Stored data:
★ ★ ★ ★ ★
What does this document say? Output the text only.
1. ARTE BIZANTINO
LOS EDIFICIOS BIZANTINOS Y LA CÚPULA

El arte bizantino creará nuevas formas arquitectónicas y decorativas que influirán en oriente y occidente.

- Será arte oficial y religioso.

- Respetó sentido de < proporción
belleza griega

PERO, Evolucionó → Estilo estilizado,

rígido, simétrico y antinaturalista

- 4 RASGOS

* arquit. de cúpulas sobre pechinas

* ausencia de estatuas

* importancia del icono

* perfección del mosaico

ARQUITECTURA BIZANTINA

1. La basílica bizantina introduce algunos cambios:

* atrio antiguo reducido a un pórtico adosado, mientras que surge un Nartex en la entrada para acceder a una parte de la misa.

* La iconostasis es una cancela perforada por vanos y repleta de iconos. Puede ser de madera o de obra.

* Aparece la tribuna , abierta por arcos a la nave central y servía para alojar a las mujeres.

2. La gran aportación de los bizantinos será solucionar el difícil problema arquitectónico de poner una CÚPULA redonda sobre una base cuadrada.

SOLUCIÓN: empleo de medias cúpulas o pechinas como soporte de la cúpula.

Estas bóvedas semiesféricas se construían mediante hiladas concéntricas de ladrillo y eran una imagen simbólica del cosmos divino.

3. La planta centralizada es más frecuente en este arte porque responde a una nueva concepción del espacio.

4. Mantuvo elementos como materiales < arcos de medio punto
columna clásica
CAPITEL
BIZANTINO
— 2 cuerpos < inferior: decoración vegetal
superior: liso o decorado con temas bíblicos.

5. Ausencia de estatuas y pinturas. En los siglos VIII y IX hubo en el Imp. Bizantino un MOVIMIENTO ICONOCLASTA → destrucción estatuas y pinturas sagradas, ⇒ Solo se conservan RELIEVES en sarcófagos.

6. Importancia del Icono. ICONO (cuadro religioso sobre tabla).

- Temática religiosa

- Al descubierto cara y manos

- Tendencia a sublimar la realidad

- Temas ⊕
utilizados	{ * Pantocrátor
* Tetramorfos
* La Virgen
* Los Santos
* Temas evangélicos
★ ★ ★ ★ ★
▸ WRITTEN REQUEST
Write the data back out verbatim.

▸ CORRECT ANSWER
What does this document say? Output the text only.
1. ARTE BIZANTINO
LOS EDIFICIOS BIZANTINOS Y LA CÚPULA

El arte bizantino creará nuevas formas arquitectónicas y decorativas que influirán en oriente y occidente.

- Será arte oficial y religioso.

- Respetó sentido de < proporción
belleza griega

PERO, Evolucionó → Estilo estilizado,

rígido, simétrico y antinaturalista

- 4 RASGOS

* arquit. de cúpulas sobre pechinas

* ausencia de estatuas

* importancia del icono

* perfección del mosaico

ARQUITECTURA BIZANTINA

1. La basílica bizantina introduce algunos cambios:

* atrio antiguo reducido a un pórtico adosado, mientras que surge un Nartex en la entrada para acceder a una parte de la misa.

* La iconostasis es una cancela perforada por vanos y repleta de iconos. Puede ser de madera o de obra.

* Aparece la tribuna , abierta por arcos a la nave central y servía para alojar a las mujeres.

2. La gran aportación de los bizantinos será solucionar el difícil problema arquitectónico de poner una CÚPULA redonda sobre una base cuadrada.

SOLUCIÓN: empleo de medias cúpulas o pechinas como soporte de la cúpula.

Estas bóvedas semiesféricas se construían mediante hiladas concéntricas de ladrillo y eran una imagen simbólica del cosmos divino.

3. La planta centralizada es más frecuente en este arte porque responde a una nueva concepción del espacio.

4. Mantuvo elementos como materiales < arcos de medio punto
columna clásica
CAPITEL
BIZANTINO
— 2 cuerpos < inferior: decoración vegetal
superior: liso o decorado con temas bíblicos.

5. Ausencia de estatuas y pinturas. En los siglos VIII y IX hubo en el Imp. Bizantino un MOVIMIENTO ICONOCLASTA → destrucción estatuas y pinturas sagradas, ⇒ Solo se conservan RELIEVES en sarcófagos.

6. Importancia del Icono. ICONO (cuadro religioso sobre tabla).

- Temática religiosa

- Al descubierto cara y manos

- Tendencia a sublimar la realidad

- Temas ⊕
utilizados	{ * Pantocrátor
* Tetramorfos
* La Virgen
* Los Santos
* Temas evangélicos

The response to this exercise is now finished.